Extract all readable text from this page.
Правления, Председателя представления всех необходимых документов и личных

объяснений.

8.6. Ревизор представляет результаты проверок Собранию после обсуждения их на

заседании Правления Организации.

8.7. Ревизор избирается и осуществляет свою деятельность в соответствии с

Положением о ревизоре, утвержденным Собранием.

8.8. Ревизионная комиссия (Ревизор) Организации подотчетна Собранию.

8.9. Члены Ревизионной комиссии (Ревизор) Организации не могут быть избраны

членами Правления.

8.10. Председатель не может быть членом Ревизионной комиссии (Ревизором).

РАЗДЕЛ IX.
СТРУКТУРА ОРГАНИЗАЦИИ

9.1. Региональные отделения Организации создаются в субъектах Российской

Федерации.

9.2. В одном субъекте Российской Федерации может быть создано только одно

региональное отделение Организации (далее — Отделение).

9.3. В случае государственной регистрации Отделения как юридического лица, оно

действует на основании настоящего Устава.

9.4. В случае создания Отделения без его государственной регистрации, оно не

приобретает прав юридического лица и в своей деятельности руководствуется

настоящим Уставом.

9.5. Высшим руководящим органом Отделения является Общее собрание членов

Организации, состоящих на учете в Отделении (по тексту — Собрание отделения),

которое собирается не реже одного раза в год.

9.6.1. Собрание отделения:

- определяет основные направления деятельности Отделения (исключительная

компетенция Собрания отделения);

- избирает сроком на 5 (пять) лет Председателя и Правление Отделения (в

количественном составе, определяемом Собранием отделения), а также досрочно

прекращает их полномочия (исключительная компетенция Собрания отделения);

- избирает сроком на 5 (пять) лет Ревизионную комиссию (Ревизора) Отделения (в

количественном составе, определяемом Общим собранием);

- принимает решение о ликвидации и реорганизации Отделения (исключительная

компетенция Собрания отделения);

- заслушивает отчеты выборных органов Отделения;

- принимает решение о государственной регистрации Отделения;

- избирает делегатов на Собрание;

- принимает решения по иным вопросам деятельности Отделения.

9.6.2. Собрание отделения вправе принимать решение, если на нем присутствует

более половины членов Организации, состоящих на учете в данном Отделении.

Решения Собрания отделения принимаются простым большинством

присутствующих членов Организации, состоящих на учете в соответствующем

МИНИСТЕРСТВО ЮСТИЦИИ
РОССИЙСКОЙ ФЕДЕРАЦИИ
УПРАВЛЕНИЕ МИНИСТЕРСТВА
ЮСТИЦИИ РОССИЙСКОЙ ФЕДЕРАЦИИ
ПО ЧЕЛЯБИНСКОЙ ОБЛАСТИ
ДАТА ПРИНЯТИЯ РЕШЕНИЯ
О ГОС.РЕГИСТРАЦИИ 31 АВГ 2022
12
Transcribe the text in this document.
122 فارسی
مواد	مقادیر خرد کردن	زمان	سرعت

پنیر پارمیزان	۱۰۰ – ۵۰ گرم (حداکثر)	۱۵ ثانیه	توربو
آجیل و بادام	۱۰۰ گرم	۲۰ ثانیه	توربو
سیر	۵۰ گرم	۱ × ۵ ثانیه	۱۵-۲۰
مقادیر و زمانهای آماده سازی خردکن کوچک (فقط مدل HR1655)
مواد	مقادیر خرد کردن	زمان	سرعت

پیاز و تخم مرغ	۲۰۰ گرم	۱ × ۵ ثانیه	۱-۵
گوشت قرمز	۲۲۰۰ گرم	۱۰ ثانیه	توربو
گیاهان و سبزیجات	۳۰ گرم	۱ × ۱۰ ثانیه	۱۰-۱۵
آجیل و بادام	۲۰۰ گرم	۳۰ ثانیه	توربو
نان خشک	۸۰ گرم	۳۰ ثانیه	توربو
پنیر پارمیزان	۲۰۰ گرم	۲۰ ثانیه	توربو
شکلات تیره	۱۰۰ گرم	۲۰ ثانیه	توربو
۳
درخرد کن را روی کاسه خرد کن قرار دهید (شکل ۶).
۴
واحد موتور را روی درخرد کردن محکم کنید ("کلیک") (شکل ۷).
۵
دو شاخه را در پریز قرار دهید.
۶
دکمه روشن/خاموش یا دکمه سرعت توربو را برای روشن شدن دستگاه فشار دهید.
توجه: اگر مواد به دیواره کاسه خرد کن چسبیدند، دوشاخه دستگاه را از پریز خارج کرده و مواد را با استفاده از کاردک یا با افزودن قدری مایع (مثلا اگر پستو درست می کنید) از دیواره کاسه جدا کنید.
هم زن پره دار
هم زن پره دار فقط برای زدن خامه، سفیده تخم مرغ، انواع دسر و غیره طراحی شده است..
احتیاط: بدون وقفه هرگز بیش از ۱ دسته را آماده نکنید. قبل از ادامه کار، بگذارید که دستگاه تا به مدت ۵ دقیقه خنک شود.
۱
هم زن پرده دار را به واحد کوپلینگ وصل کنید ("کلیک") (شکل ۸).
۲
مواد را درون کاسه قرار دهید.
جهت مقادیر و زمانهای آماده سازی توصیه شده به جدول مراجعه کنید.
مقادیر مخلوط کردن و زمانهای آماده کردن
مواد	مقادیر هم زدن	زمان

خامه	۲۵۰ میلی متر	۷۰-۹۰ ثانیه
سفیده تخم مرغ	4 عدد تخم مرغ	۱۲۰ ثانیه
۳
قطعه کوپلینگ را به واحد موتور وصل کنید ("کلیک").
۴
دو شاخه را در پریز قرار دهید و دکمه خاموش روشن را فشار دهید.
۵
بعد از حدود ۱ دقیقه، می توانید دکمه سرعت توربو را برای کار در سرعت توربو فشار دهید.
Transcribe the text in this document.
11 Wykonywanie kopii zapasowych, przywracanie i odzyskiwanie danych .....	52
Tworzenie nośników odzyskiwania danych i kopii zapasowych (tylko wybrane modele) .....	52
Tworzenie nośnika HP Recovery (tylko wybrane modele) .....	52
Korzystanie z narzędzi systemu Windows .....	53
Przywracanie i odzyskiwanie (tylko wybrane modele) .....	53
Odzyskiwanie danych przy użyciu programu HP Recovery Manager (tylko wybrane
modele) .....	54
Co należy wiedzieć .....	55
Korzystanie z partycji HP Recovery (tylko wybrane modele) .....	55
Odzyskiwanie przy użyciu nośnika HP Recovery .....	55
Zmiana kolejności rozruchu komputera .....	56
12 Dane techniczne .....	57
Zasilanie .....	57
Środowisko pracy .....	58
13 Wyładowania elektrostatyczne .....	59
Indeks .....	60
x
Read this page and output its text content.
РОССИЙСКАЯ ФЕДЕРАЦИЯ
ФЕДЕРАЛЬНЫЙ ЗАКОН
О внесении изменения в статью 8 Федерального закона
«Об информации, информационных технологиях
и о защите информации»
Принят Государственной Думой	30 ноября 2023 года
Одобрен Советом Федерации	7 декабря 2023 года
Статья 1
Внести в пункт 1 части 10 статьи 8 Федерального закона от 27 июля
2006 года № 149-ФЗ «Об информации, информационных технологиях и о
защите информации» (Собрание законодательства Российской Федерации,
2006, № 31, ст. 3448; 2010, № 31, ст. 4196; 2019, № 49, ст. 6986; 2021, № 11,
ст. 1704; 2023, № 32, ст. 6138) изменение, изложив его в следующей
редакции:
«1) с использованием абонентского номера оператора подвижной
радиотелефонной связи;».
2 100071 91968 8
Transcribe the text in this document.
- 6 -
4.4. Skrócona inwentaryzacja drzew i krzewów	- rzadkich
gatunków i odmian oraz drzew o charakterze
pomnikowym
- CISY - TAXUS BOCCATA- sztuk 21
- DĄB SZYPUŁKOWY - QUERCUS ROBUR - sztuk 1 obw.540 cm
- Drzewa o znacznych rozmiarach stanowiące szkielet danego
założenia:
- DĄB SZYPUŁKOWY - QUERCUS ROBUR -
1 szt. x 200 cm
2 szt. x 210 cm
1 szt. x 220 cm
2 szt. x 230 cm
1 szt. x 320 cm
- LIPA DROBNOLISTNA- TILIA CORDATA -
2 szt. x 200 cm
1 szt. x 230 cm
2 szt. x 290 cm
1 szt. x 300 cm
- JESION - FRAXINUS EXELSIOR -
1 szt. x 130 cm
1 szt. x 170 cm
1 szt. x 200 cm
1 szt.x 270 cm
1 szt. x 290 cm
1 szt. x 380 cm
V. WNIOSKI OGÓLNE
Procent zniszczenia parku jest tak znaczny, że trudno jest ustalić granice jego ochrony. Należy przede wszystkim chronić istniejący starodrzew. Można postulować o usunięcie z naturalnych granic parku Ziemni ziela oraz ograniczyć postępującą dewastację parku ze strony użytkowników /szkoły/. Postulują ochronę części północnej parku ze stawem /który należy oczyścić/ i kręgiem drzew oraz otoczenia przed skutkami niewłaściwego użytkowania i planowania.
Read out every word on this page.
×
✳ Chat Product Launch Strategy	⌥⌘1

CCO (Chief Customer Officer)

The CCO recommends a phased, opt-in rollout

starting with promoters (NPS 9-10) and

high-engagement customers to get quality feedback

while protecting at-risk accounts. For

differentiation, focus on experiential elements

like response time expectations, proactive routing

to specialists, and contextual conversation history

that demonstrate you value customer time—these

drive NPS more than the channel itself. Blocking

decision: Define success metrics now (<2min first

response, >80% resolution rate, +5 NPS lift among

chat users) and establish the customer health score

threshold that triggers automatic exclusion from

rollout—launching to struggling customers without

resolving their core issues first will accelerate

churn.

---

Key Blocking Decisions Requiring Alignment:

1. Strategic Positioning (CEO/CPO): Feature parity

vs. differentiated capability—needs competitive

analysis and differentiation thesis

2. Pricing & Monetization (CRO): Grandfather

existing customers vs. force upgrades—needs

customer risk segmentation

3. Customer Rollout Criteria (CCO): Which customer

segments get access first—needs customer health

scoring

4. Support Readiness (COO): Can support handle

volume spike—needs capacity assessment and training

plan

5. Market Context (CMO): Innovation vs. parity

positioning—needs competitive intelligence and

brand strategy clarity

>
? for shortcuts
+++++
• _TASK REQUIREMENTS_
Pull every line containing "from" out of the data above.

• _TASK RESPONSE_
Extract all readable text from this page.
threshold that triggers automatic exclusion from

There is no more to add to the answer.